> _WHAT THE TASK ASKS_
Return all entries precisely as they stand, without the images.

> _PROVIDED RECORDS_
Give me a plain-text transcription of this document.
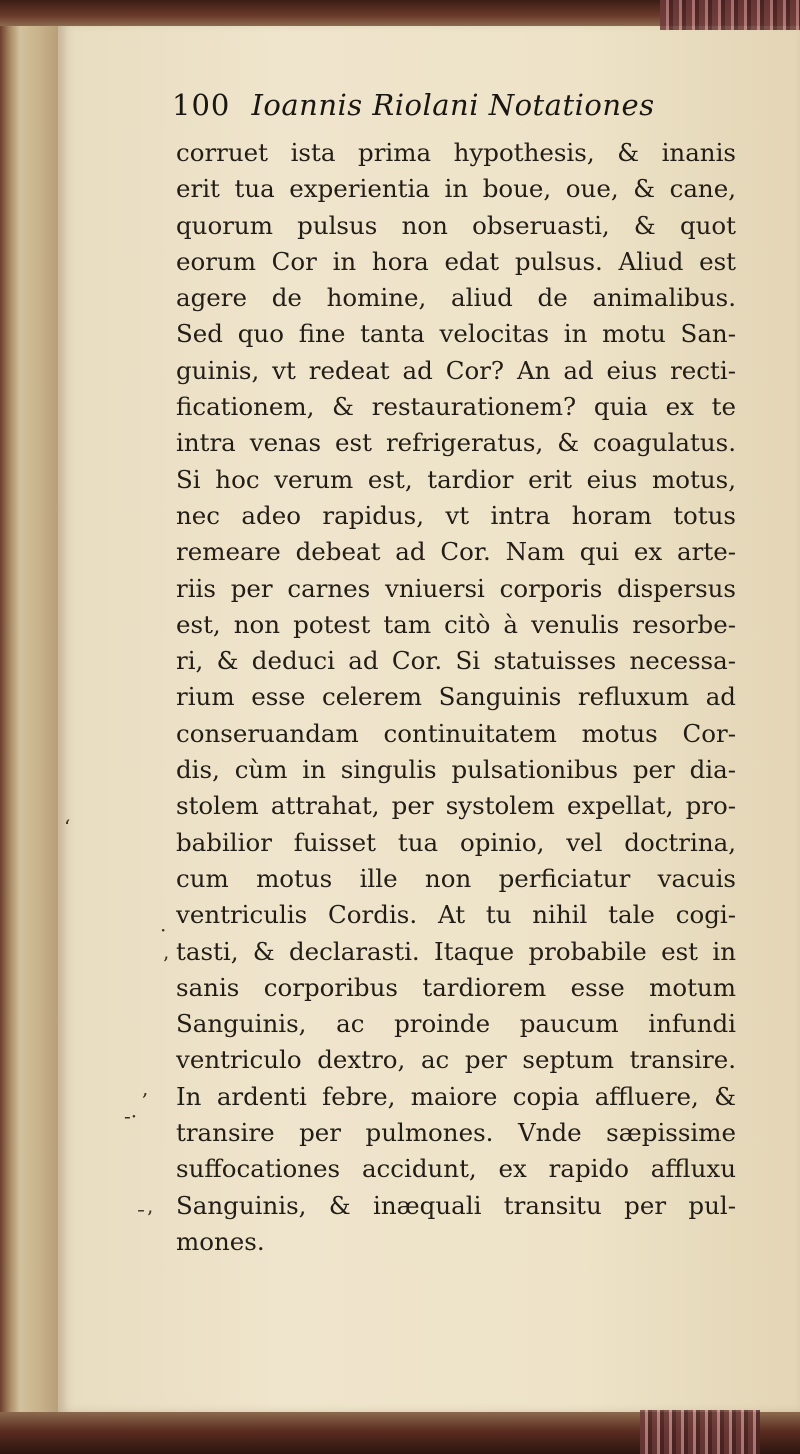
100 Ioannis Riolani Notationes
corruet ista prima hypothesis, & inanis
erit tua experientia in boue, oue, & cane,
quorum pulsus non obseruasti, & quot
eorum Cor in hora edat pulsus. Aliud est
agere de homine, aliud de animalibus.
Sed quo fine tanta velocitas in motu San-
guinis, vt redeat ad Cor? An ad eius recti-
ficationem, & restaurationem? quia ex te
intra venas est refrigeratus, & coagulatus.
Si hoc verum est, tardior erit eius motus,
nec adeo rapidus, vt intra horam totus
remeare debeat ad Cor. Nam qui ex arte-
riis per carnes vniuersi corporis dispersus
est, non potest tam citò à venulis resorbe-
ri, & deduci ad Cor. Si statuisses necessa-
rium esse celerem Sanguinis refluxum ad
conseruandam continuitatem motus Cor-
dis, cùm in singulis pulsationibus per dia-
stolem attrahat, per systolem expellat, pro-
babilior fuisset tua opinio, vel doctrina,
cum motus ille non perficiatur vacuis
ventriculis Cordis. At tu nihil tale cogi-
tasti, & declarasti. Itaque probabile est in
sanis corporibus tardiorem esse motum
Sanguinis, ac proinde paucum infundi
ventriculo dextro, ac per septum transire.
In ardenti febre, maiore copia affluere, &
transire per pulmones. Vnde sæpissime
suffocationes accidunt, ex rapido affluxu
Sanguinis, & inæquali transitu per pul-
mones.
‘
·
ʼ
,
-·
¯ʼ
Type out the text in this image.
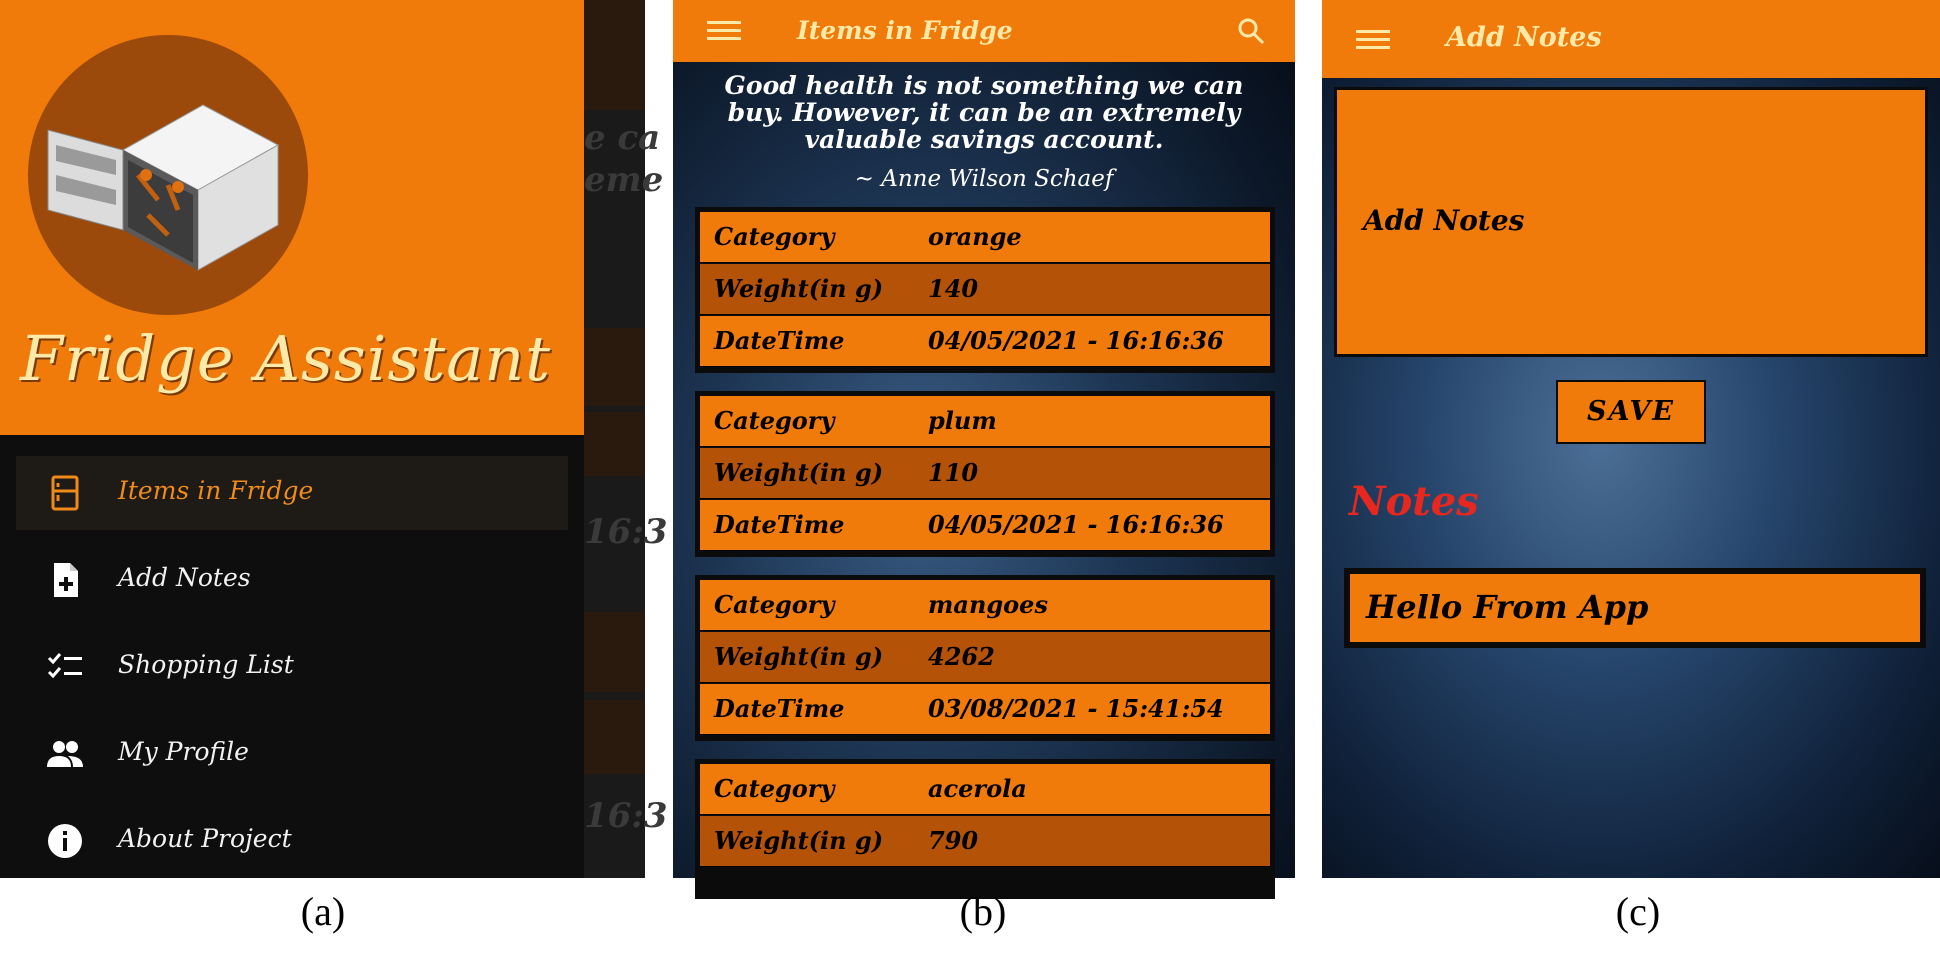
e ca
eme
16:3
16:3
Fridge Assistant
Items in Fridge
Add Notes
Shopping List
My Profile
About Project
(a)
Items in Fridge
Good health is not something we can buy. However, it can be an extremely valuable savings account.
~ Anne Wilson Schaef
Category	orange
Weight(in g) 140
DateTime	04/05/2021 - 16:16:36
Category	plum
Weight(in g) 110
DateTime	04/05/2021 - 16:16:36
Category	mangoes
Weight(in g) 4262
DateTime	03/08/2021 - 15:41:54
Category	acerola
Weight(in g) 790
(b)
Add Notes
Add Notes
SAVE
Notes
Hello From App
(c)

> _FINAL RESULT_
Give me a plain-text transcription of this document.
100 Ioannis Riolani Notationes
corruet ista prima hypothesis, & inanis
erit tua experientia in boue, oue, & cane,
quorum pulsus non obseruasti, & quot
eorum Cor in hora edat pulsus. Aliud est
agere de homine, aliud de animalibus.
Sed quo fine tanta velocitas in motu San-
guinis, vt redeat ad Cor? An ad eius recti-
ficationem, & restaurationem? quia ex te
intra venas est refrigeratus, & coagulatus.
Si hoc verum est, tardior erit eius motus,
nec adeo rapidus, vt intra horam totus
remeare debeat ad Cor. Nam qui ex arte-
riis per carnes vniuersi corporis dispersus
est, non potest tam citò à venulis resorbe-
ri, & deduci ad Cor. Si statuisses necessa-
rium esse celerem Sanguinis refluxum ad
conseruandam continuitatem motus Cor-
dis, cùm in singulis pulsationibus per dia-
stolem attrahat, per systolem expellat, pro-
babilior fuisset tua opinio, vel doctrina,
cum motus ille non perficiatur vacuis
ventriculis Cordis. At tu nihil tale cogi-
tasti, & declarasti. Itaque probabile est in
sanis corporibus tardiorem esse motum
Sanguinis, ac proinde paucum infundi
ventriculo dextro, ac per septum transire.
In ardenti febre, maiore copia affluere, &
transire per pulmones. Vnde sæpissime
suffocationes accidunt, ex rapido affluxu
Sanguinis, & inæquali transitu per pul-
mones.
‘
·
ʼ
,
-·
¯ʼ
Type out the text in this image.
e ca
eme
16:3
16:3
Fridge Assistant
Items in Fridge
Add Notes
Shopping List
My Profile
About Project
(a)
Items in Fridge
Good health is not something we can buy. However, it can be an extremely valuable savings account.
~ Anne Wilson Schaef
Category	orange
Weight(in g) 140
DateTime	04/05/2021 - 16:16:36
Category	plum
Weight(in g) 110
DateTime	04/05/2021 - 16:16:36
Category	mangoes
Weight(in g) 4262
DateTime	03/08/2021 - 15:41:54
Category	acerola
Weight(in g) 790
(b)
Add Notes
Add Notes
SAVE
Notes
Hello From App
(c)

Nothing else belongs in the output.